--- begin Material shown ---

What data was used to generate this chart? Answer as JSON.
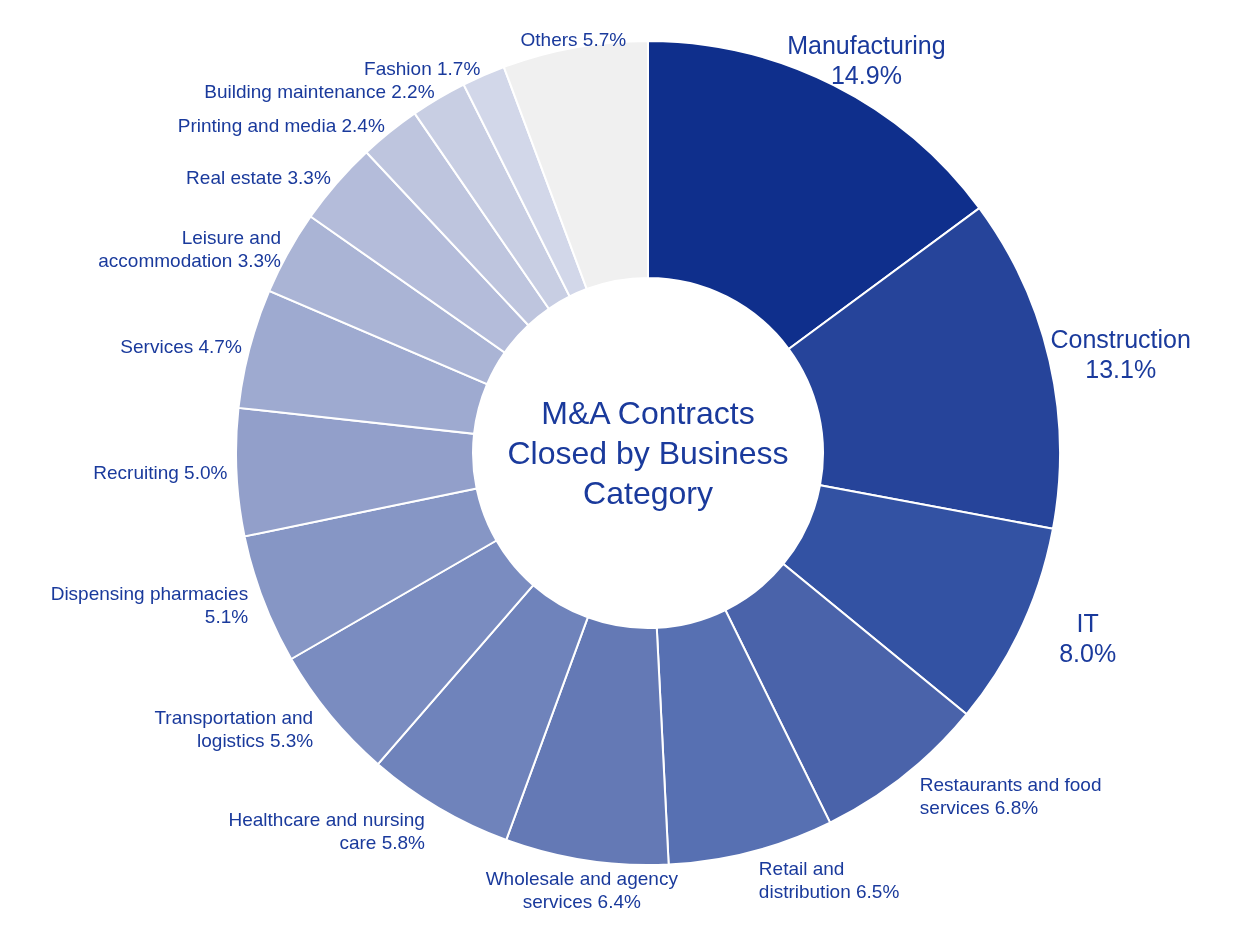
{
  "chart_data": {
    "type": "donut",
    "title": "M&A Contracts Closed by Business Category",
    "categories": [
      "Manufacturing",
      "Construction",
      "IT",
      "Restaurants and food services",
      "Retail and distribution",
      "Wholesale and agency services",
      "Healthcare and nursing care",
      "Transportation and logistics",
      "Dispensing pharmacies",
      "Recruiting",
      "Services",
      "Leisure and accommodation",
      "Real estate",
      "Printing and media",
      "Building maintenance",
      "Fashion",
      "Others"
    ],
    "values": [
      14.9,
      13.1,
      8.0,
      6.8,
      6.5,
      6.4,
      5.8,
      5.3,
      5.1,
      5.0,
      4.7,
      3.3,
      3.3,
      2.4,
      2.2,
      1.7,
      5.7
    ],
    "value_labels": [
      "14.9%",
      "13.1%",
      "8.0%",
      "6.8%",
      "6.5%",
      "6.4%",
      "5.8%",
      "5.3%",
      "5.1%",
      "5.0%",
      "4.7%",
      "3.3%",
      "3.3%",
      "2.4%",
      "2.2%",
      "1.7%",
      "5.7%"
    ],
    "colors": [
      "#0f2f8c",
      "#26449a",
      "#3352a3",
      "#4a63aa",
      "#5770b2",
      "#6479b5",
      "#6f83bb",
      "#7a8cc0",
      "#8696c5",
      "#929fca",
      "#9eaad0",
      "#aab4d5",
      "#b4bcda",
      "#bec5de",
      "#c8cee3",
      "#d2d7e9",
      "#f0f0f0"
    ],
    "legend": false
  }
}
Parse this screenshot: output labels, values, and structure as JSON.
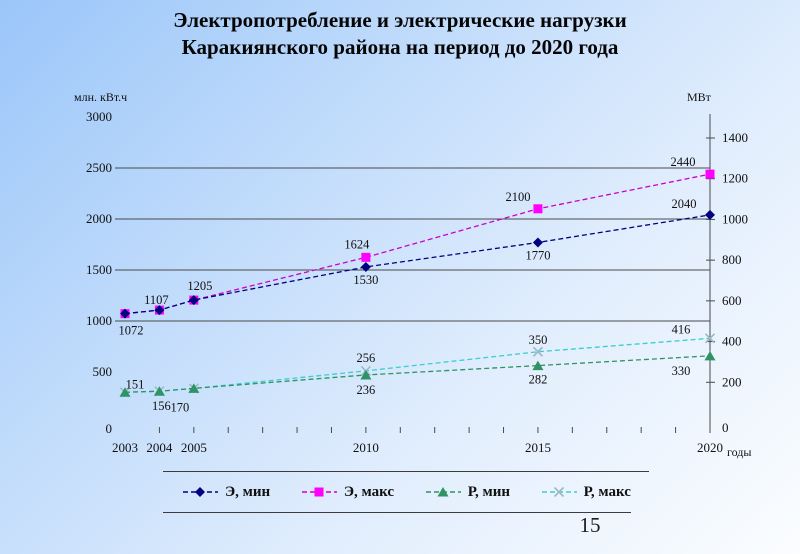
{
  "slide": {
    "title_line1": "Электропотребление и электрические нагрузки",
    "title_line2": "Каракиянского района на период до 2020 года",
    "page_number": "15"
  },
  "chart_data": {
    "type": "line",
    "x": [
      2003,
      2004,
      2005,
      2010,
      2015,
      2020
    ],
    "x_labeled_years": [
      2003,
      2004,
      2005,
      2010,
      2015,
      2020
    ],
    "x_axis_label": "годы",
    "left_axis": {
      "label": "млн. кВт.ч",
      "ticks": [
        0,
        500,
        1000,
        1500,
        2000,
        2500,
        3000
      ],
      "range": [
        0,
        3000
      ]
    },
    "right_axis": {
      "label": "МВт",
      "ticks": [
        0,
        200,
        400,
        600,
        800,
        1000,
        1200,
        1400
      ],
      "range": [
        0,
        1400
      ]
    },
    "gridlines_left_values": [
      1000,
      1500,
      2000,
      2500
    ],
    "grid": true,
    "legend_position": "bottom",
    "series": [
      {
        "name": "Э, мин",
        "axis": "left",
        "marker": "diamond",
        "line_color": "#000080",
        "marker_color": "#000080",
        "values": [
          1072,
          1107,
          1205,
          1530,
          1770,
          2040
        ],
        "labels": [
          "1072",
          "1107",
          "",
          "1530",
          "1770",
          "2040"
        ]
      },
      {
        "name": "Э, макс",
        "axis": "left",
        "marker": "square",
        "line_color": "#cc00cc",
        "marker_color": "#ff00ff",
        "values": [
          1072,
          1107,
          1205,
          1624,
          2100,
          2440
        ],
        "labels": [
          "",
          "",
          "1205",
          "1624",
          "2100",
          "2440"
        ]
      },
      {
        "name": "Р, мин",
        "axis": "right",
        "marker": "triangle",
        "line_color": "#2e9465",
        "marker_color": "#2e9465",
        "values": [
          151,
          156,
          170,
          236,
          282,
          330
        ],
        "labels": [
          "151",
          "156",
          "",
          "236",
          "282",
          "330"
        ]
      },
      {
        "name": "Р, макс",
        "axis": "right",
        "marker": "x",
        "line_color": "#3bcfcf",
        "marker_color": "#9cb9c4",
        "values": [
          151,
          156,
          170,
          256,
          350,
          416
        ],
        "labels": [
          "",
          "",
          "170",
          "256",
          "350",
          "416"
        ]
      }
    ]
  }
}
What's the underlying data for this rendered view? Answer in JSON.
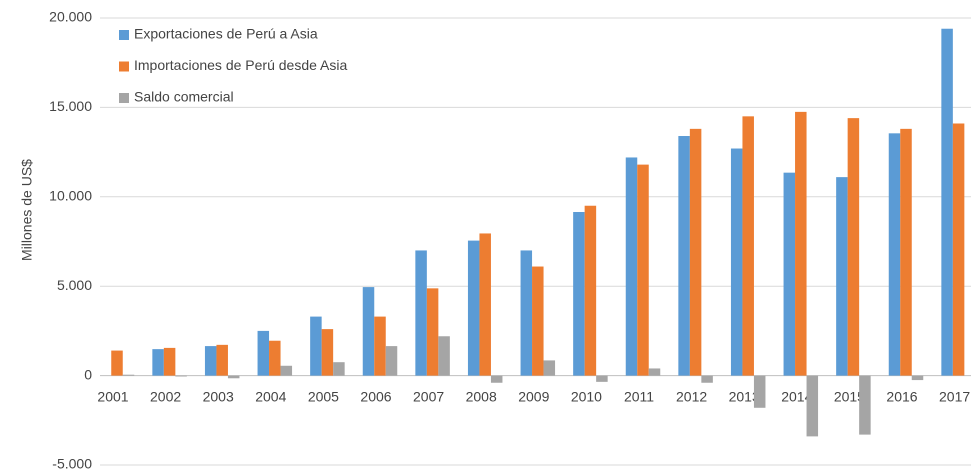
{
  "chart_data": {
    "type": "bar",
    "y_label": "Millones de US$",
    "categories": [
      "2001",
      "2002",
      "2003",
      "2004",
      "2005",
      "2006",
      "2007",
      "2008",
      "2009",
      "2010",
      "2011",
      "2012",
      "2013",
      "2014",
      "2015",
      "2016",
      "2017"
    ],
    "series": [
      {
        "name": "Exportaciones de Perú a Asia",
        "color": "#5b9bd5",
        "values": [
          null,
          1480,
          1650,
          2500,
          3300,
          4950,
          7000,
          7550,
          7000,
          9150,
          12200,
          13400,
          12700,
          11350,
          11100,
          13550,
          19400
        ]
      },
      {
        "name": "Importaciones de Perú desde Asia",
        "color": "#ed7d31",
        "values": [
          1400,
          1550,
          1720,
          1950,
          2600,
          3300,
          4880,
          7950,
          6100,
          9500,
          11800,
          13800,
          14500,
          14750,
          14400,
          13800,
          14100
        ]
      },
      {
        "name": "Saldo comercial",
        "color": "#a5a5a5",
        "values": [
          50,
          -50,
          -150,
          550,
          750,
          1650,
          2200,
          -400,
          850,
          -350,
          400,
          -400,
          -1800,
          -3400,
          -3300,
          -250,
          null
        ]
      }
    ],
    "ylim": [
      -5000,
      20000
    ],
    "yticks": [
      {
        "value": -5000,
        "label": "-5.000"
      },
      0,
      {
        "value": 5000,
        "label": "5.000"
      },
      {
        "value": 10000,
        "label": "10.000"
      },
      {
        "value": 15000,
        "label": "15.000"
      },
      {
        "value": 20000,
        "label": "20.000"
      }
    ],
    "grid": true,
    "legend": "top-left"
  }
}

--- end Material shown ---

__Written instruction__: Quote the listing above in full, except for the pictures.

__Correct answer__:
What data was used to generate this chart? Answer as JSON.
{
  "chart_data": {
    "type": "donut",
    "title": "M&A Contracts Closed by Business Category",
    "categories": [
      "Manufacturing",
      "Construction",
      "IT",
      "Restaurants and food services",
      "Retail and distribution",
      "Wholesale and agency services",
      "Healthcare and nursing care",
      "Transportation and logistics",
      "Dispensing pharmacies",
      "Recruiting",
      "Services",
      "Leisure and accommodation",
      "Real estate",
      "Printing and media",
      "Building maintenance",
      "Fashion",
      "Others"
    ],
    "values": [
      14.9,
      13.1,
      8.0,
      6.8,
      6.5,
      6.4,
      5.8,
      5.3,
      5.1,
      5.0,
      4.7,
      3.3,
      3.3,
      2.4,
      2.2,
      1.7,
      5.7
    ],
    "value_labels": [
      "14.9%",
      "13.1%",
      "8.0%",
      "6.8%",
      "6.5%",
      "6.4%",
      "5.8%",
      "5.3%",
      "5.1%",
      "5.0%",
      "4.7%",
      "3.3%",
      "3.3%",
      "2.4%",
      "2.2%",
      "1.7%",
      "5.7%"
    ],
    "colors": [
      "#0f2f8c",
      "#26449a",
      "#3352a3",
      "#4a63aa",
      "#5770b2",
      "#6479b5",
      "#6f83bb",
      "#7a8cc0",
      "#8696c5",
      "#929fca",
      "#9eaad0",
      "#aab4d5",
      "#b4bcda",
      "#bec5de",
      "#c8cee3",
      "#d2d7e9",
      "#f0f0f0"
    ],
    "legend": false
  }
}
Parse this screenshot: output labels, values, and structure as JSON.
{
  "slide": {
    "title_line1": "Электропотребление и электрические нагрузки",
    "title_line2": "Каракиянского района на период до 2020 года",
    "page_number": "15"
  },
  "chart_data": {
    "type": "line",
    "x": [
      2003,
      2004,
      2005,
      2010,
      2015,
      2020
    ],
    "x_labeled_years": [
      2003,
      2004,
      2005,
      2010,
      2015,
      2020
    ],
    "x_axis_label": "годы",
    "left_axis": {
      "label": "млн. кВт.ч",
      "ticks": [
        0,
        500,
        1000,
        1500,
        2000,
        2500,
        3000
      ],
      "range": [
        0,
        3000
      ]
    },
    "right_axis": {
      "label": "МВт",
      "ticks": [
        0,
        200,
        400,
        600,
        800,
        1000,
        1200,
        1400
      ],
      "range": [
        0,
        1400
      ]
    },
    "gridlines_left_values": [
      1000,
      1500,
      2000,
      2500
    ],
    "grid": true,
    "legend_position": "bottom",
    "series": [
      {
        "name": "Э, мин",
        "axis": "left",
        "marker": "diamond",
        "line_color": "#000080",
        "marker_color": "#000080",
        "values": [
          1072,
          1107,
          1205,
          1530,
          1770,
          2040
        ],
        "labels": [
          "1072",
          "1107",
          "",
          "1530",
          "1770",
          "2040"
        ]
      },
      {
        "name": "Э, макс",
        "axis": "left",
        "marker": "square",
        "line_color": "#cc00cc",
        "marker_color": "#ff00ff",
        "values": [
          1072,
          1107,
          1205,
          1624,
          2100,
          2440
        ],
        "labels": [
          "",
          "",
          "1205",
          "1624",
          "2100",
          "2440"
        ]
      },
      {
        "name": "Р, мин",
        "axis": "right",
        "marker": "triangle",
        "line_color": "#2e9465",
        "marker_color": "#2e9465",
        "values": [
          151,
          156,
          170,
          236,
          282,
          330
        ],
        "labels": [
          "151",
          "156",
          "",
          "236",
          "282",
          "330"
        ]
      },
      {
        "name": "Р, макс",
        "axis": "right",
        "marker": "x",
        "line_color": "#3bcfcf",
        "marker_color": "#9cb9c4",
        "values": [
          151,
          156,
          170,
          256,
          350,
          416
        ],
        "labels": [
          "",
          "",
          "170",
          "256",
          "350",
          "416"
        ]
      }
    ]
  }
}
What's the underlying data for this rendered view? Answer in JSON.
{
  "chart_data": {
    "type": "bar",
    "y_label": "Millones de US$",
    "categories": [
      "2001",
      "2002",
      "2003",
      "2004",
      "2005",
      "2006",
      "2007",
      "2008",
      "2009",
      "2010",
      "2011",
      "2012",
      "2013",
      "2014",
      "2015",
      "2016",
      "2017"
    ],
    "series": [
      {
        "name": "Exportaciones de Perú a Asia",
        "color": "#5b9bd5",
        "values": [
          null,
          1480,
          1650,
          2500,
          3300,
          4950,
          7000,
          7550,
          7000,
          9150,
          12200,
          13400,
          12700,
          11350,
          11100,
          13550,
          19400
        ]
      },
      {
        "name": "Importaciones de Perú desde Asia",
        "color": "#ed7d31",
        "values": [
          1400,
          1550,
          1720,
          1950,
          2600,
          3300,
          4880,
          7950,
          6100,
          9500,
          11800,
          13800,
          14500,
          14750,
          14400,
          13800,
          14100
        ]
      },
      {
        "name": "Saldo comercial",
        "color": "#a5a5a5",
        "values": [
          50,
          -50,
          -150,
          550,
          750,
          1650,
          2200,
          -400,
          850,
          -350,
          400,
          -400,
          -1800,
          -3400,
          -3300,
          -250,
          null
        ]
      }
    ],
    "ylim": [
      -5000,
      20000
    ],
    "yticks": [
      {
        "value": -5000,
        "label": "-5.000"
      },
      0,
      {
        "value": 5000,
        "label": "5.000"
      },
      {
        "value": 10000,
        "label": "10.000"
      },
      {
        "value": 15000,
        "label": "15.000"
      },
      {
        "value": 20000,
        "label": "20.000"
      }
    ],
    "grid": true,
    "legend": "top-left"
  }
}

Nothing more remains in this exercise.